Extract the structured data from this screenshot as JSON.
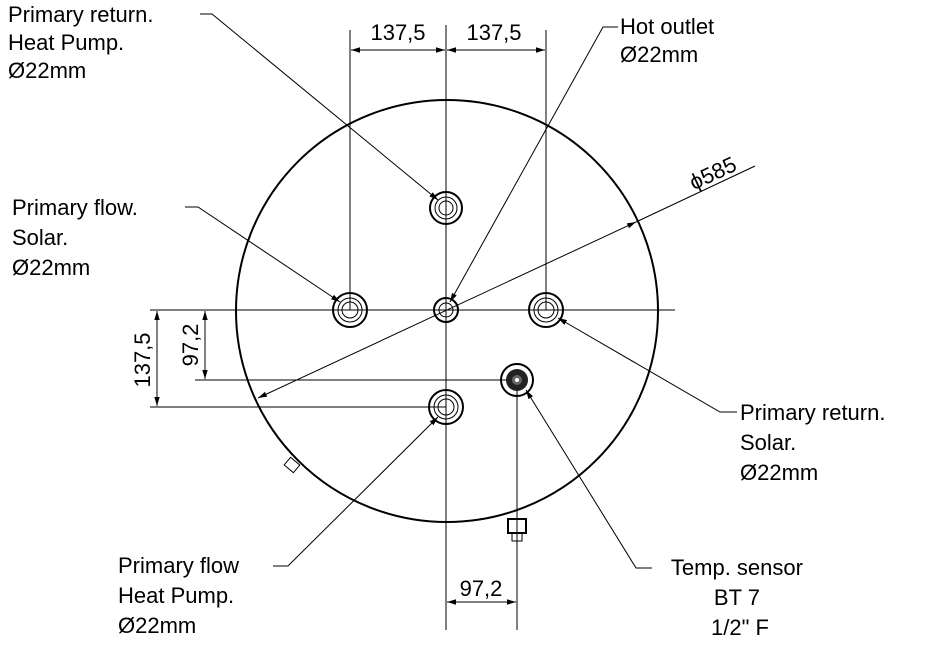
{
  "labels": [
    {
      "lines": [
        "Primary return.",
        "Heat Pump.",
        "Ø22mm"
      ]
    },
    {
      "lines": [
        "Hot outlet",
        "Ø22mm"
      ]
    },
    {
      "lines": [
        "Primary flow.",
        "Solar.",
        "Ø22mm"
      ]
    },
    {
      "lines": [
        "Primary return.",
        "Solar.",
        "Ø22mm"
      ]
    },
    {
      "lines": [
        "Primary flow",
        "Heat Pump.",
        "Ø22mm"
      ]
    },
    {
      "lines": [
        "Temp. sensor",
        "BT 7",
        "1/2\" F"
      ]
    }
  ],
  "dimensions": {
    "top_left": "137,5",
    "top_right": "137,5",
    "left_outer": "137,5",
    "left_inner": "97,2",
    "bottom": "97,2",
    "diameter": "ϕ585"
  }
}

Problem:
Extract every line from the records above that contains the word "Primary".

Task solution:
        "Primary return.",
        "Primary flow.",
        "Primary return.",
        "Primary flow",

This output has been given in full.